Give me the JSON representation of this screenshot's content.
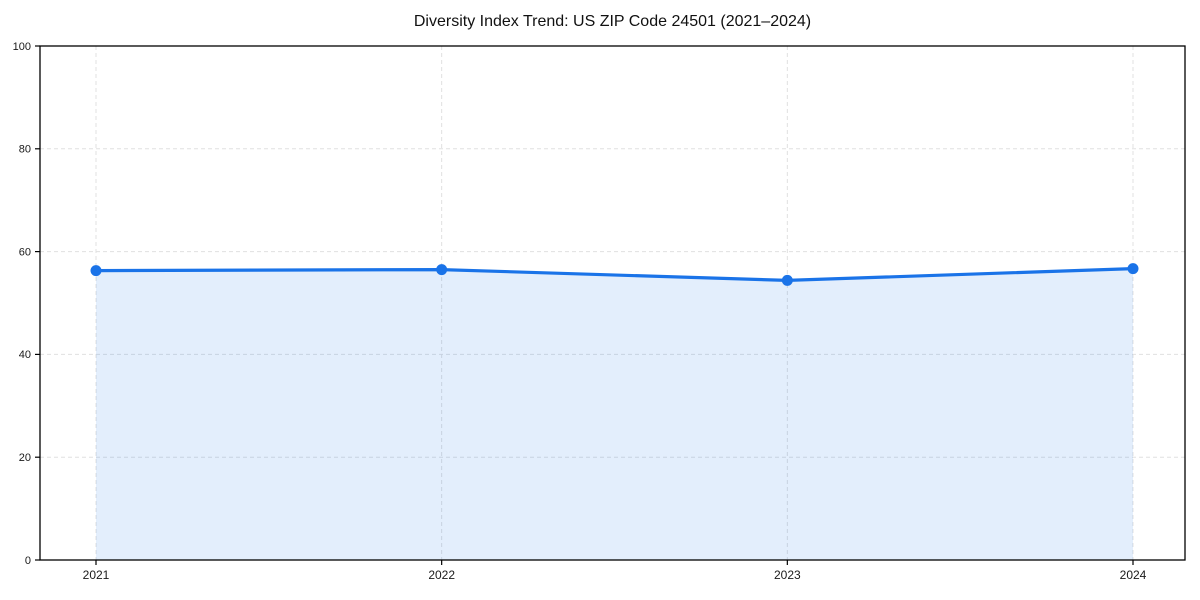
{
  "chart_data": {
    "type": "area",
    "title": "Diversity Index Trend: US ZIP Code 24501 (2021–2024)",
    "xlabel": "",
    "ylabel": "",
    "categories": [
      "2021",
      "2022",
      "2023",
      "2024"
    ],
    "series": [
      {
        "name": "Diversity Index",
        "values": [
          56.3,
          56.5,
          54.4,
          56.7
        ]
      }
    ],
    "ylim": [
      0,
      100
    ],
    "yticks": [
      0,
      20,
      40,
      60,
      80,
      100
    ],
    "grid": true,
    "grid_style": "dashed",
    "legend_position": "none",
    "colors": {
      "line": "#1a73e8",
      "marker": "#1a73e8",
      "fill": "rgba(26,115,232,0.12)",
      "grid": "#e0e0e0",
      "spine": "#000000",
      "tick": "#000000",
      "tick_label": "#1a1a1a",
      "title": "#111111",
      "background": "#ffffff"
    }
  }
}
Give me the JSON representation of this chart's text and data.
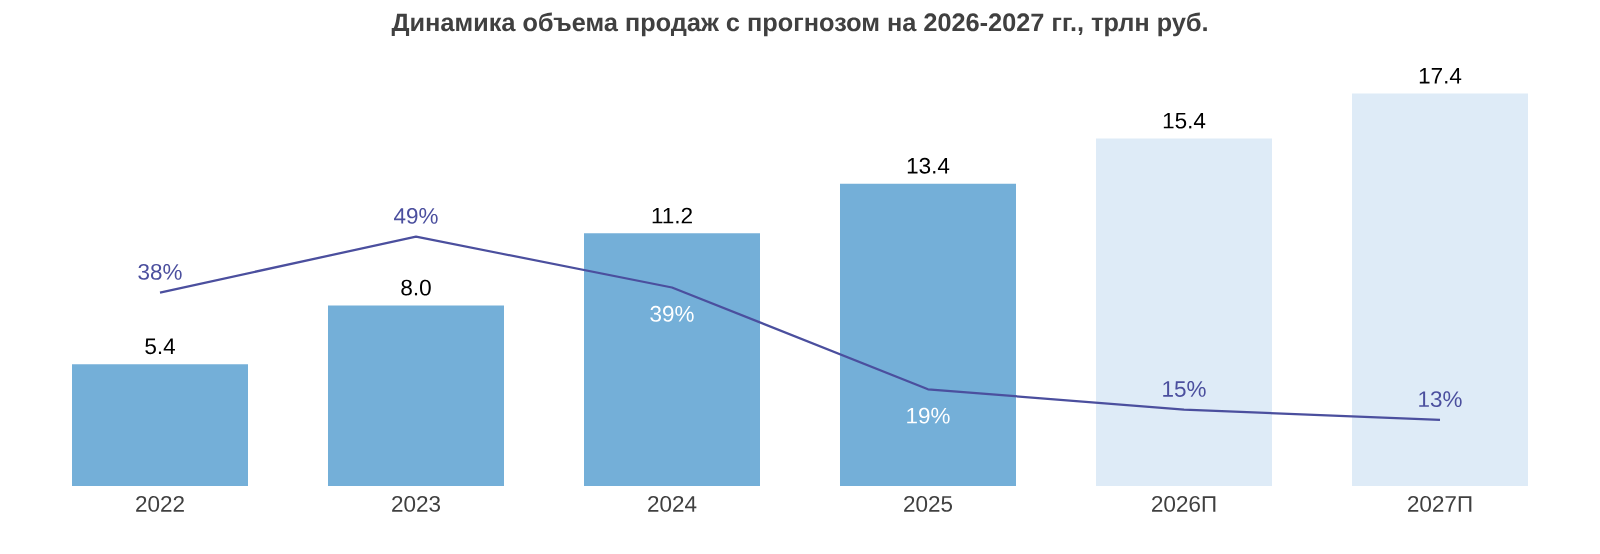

JOB: Word for word, quote the full listing, omitting every picture.

TASK RESPONSE:
Give me the JSON representation of this screenshot's content.
{
  "chart_data": {
    "type": "area",
    "title": "Diversity Index Trend: US ZIP Code 24501 (2021–2024)",
    "xlabel": "",
    "ylabel": "",
    "categories": [
      "2021",
      "2022",
      "2023",
      "2024"
    ],
    "series": [
      {
        "name": "Diversity Index",
        "values": [
          56.3,
          56.5,
          54.4,
          56.7
        ]
      }
    ],
    "ylim": [
      0,
      100
    ],
    "yticks": [
      0,
      20,
      40,
      60,
      80,
      100
    ],
    "grid": true,
    "grid_style": "dashed",
    "legend_position": "none",
    "colors": {
      "line": "#1a73e8",
      "marker": "#1a73e8",
      "fill": "rgba(26,115,232,0.12)",
      "grid": "#e0e0e0",
      "spine": "#000000",
      "tick": "#000000",
      "tick_label": "#1a1a1a",
      "title": "#111111",
      "background": "#ffffff"
    }
  }
}
Give me the JSON representation of this chart's text and data.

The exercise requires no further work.